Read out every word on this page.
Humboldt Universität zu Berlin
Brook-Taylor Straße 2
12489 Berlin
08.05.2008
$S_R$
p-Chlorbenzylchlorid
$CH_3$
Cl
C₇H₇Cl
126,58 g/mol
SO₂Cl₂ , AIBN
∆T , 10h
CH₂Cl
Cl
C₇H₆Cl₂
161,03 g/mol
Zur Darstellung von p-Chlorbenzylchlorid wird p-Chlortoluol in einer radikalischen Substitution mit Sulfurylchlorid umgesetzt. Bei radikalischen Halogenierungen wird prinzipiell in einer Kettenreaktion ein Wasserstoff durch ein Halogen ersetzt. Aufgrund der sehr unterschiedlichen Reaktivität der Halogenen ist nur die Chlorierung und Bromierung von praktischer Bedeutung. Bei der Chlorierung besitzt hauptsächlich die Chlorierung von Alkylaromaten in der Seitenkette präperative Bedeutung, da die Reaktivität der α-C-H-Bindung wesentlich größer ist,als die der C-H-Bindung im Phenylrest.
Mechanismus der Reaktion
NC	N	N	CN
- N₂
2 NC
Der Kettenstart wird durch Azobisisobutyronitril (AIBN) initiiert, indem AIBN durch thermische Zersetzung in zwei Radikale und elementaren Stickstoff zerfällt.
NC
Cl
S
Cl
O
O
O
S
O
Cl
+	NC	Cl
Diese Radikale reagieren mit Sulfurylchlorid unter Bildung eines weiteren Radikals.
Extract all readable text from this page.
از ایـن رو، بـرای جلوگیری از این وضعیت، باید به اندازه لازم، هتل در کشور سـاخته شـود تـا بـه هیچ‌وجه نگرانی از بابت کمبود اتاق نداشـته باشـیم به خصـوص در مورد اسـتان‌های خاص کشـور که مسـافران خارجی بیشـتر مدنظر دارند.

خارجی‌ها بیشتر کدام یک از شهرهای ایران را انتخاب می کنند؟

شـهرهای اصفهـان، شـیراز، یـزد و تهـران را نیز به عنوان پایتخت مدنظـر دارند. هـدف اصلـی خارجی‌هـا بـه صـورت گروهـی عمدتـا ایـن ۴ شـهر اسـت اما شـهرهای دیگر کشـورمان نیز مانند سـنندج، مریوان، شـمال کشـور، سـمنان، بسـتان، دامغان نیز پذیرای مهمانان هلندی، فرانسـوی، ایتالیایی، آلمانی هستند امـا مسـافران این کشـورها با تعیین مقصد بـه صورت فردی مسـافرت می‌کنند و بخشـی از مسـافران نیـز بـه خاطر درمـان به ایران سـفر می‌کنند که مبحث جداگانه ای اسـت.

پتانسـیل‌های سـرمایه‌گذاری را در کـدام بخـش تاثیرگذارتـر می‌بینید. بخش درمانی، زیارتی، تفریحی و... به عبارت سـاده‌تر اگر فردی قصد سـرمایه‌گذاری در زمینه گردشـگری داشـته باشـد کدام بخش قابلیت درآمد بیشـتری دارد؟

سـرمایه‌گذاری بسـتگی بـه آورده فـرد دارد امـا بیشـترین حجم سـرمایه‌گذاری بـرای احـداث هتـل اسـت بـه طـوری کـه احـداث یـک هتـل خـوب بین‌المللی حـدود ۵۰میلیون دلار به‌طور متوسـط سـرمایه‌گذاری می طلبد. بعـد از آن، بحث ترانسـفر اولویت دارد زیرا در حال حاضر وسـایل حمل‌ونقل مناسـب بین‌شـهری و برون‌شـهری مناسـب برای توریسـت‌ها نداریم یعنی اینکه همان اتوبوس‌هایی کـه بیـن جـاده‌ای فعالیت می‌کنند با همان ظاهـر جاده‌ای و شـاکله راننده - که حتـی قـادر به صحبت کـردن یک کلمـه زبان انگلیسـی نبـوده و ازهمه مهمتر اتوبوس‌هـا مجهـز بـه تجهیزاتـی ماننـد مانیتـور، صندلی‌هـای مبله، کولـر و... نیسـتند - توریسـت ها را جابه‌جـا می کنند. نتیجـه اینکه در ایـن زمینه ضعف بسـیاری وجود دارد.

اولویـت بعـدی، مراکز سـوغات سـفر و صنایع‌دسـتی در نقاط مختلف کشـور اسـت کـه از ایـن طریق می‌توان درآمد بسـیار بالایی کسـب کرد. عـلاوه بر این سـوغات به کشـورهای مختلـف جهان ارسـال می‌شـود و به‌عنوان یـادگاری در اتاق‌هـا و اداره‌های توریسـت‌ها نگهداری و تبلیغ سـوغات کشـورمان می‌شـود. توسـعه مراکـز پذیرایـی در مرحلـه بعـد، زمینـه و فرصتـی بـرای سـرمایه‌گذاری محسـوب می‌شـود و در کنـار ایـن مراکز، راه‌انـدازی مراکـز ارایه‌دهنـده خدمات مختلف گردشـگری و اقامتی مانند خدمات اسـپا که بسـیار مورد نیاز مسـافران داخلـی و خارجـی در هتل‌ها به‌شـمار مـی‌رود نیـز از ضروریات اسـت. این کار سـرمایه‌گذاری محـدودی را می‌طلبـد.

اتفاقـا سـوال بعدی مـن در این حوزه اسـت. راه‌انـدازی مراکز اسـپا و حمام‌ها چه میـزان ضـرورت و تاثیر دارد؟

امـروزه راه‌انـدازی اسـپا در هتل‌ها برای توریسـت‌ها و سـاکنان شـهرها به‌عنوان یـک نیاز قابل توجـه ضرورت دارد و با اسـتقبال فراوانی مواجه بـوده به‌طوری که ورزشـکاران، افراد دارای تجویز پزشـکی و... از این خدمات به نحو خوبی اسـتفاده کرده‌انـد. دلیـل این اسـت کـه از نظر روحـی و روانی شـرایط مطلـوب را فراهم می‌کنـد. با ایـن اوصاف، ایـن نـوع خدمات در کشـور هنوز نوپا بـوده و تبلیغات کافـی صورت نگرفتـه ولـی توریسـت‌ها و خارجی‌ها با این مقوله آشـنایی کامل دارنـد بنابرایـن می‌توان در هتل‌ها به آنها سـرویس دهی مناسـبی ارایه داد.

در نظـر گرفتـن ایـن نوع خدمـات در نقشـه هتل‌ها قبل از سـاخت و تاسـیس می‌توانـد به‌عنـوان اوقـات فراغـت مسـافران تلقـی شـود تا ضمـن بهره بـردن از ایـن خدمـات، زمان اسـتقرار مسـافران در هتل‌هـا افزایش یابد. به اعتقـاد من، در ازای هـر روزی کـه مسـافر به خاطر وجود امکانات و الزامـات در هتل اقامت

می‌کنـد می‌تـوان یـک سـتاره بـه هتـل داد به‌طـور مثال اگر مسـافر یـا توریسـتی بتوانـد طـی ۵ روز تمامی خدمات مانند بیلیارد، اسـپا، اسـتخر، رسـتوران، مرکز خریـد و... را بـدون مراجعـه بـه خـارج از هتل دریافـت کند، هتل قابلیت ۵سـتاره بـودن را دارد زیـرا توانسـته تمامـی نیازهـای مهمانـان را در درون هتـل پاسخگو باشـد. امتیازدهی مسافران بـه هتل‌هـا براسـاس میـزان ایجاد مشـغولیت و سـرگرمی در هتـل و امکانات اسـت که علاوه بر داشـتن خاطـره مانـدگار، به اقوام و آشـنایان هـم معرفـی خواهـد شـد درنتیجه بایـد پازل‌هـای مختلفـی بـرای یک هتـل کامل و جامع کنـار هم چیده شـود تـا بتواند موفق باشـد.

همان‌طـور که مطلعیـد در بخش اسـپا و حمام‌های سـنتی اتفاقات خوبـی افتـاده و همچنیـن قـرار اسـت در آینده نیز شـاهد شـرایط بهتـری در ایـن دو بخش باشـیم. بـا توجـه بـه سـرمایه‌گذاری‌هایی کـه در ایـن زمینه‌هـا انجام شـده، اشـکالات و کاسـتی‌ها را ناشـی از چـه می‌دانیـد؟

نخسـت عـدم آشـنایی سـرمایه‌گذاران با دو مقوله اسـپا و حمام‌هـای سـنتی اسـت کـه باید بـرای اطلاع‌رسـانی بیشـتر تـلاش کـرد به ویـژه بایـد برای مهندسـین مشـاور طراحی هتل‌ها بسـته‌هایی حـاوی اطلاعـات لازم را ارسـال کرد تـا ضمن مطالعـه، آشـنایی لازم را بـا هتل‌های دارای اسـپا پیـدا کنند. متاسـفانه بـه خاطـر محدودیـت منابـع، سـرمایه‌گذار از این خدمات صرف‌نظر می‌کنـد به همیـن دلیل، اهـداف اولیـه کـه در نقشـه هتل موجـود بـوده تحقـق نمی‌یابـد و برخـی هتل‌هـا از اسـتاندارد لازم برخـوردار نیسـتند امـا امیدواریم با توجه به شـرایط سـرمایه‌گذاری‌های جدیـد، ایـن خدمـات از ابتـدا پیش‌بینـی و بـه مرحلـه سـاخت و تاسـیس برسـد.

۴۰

Required work:
Keep only those lines of the records that hold "Radikale", and return them.

The output:
Der Kettenstart wird durch Azobisisobutyronitril (AIBN) initiiert, indem AIBN durch thermische Zersetzung in zwei Radikale und elementaren Stickstoff zerfällt.
Diese Radikale reagieren mit Sulfurylchlorid unter Bildung eines weiteren Radikals.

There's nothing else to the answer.